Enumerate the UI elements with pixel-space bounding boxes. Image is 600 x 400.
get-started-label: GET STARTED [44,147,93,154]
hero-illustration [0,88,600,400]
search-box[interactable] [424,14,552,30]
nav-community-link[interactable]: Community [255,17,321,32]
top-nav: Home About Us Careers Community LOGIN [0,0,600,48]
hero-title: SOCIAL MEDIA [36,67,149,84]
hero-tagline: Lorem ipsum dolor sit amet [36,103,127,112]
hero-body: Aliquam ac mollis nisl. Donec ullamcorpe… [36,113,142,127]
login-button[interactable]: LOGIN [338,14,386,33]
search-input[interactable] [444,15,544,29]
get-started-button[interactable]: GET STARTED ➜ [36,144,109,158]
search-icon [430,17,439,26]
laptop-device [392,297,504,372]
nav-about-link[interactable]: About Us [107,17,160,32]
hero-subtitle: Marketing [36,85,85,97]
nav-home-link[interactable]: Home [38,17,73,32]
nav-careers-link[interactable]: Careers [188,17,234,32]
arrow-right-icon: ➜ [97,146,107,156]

-----

[Problem statement]
Please copy out the items above word for word, from their first line through the line that contains "top-nav: Home About", with both of those lines included.

[Finished exercise]
Enumerate the UI elements with pixel-space bounding boxes. Image is 600 x 400.
get-started-label: GET STARTED [44,147,93,154]
hero-illustration [0,88,600,400]
search-box[interactable] [424,14,552,30]
nav-community-link[interactable]: Community [255,17,321,32]
top-nav: Home About Us Careers Community LOGIN [0,0,600,48]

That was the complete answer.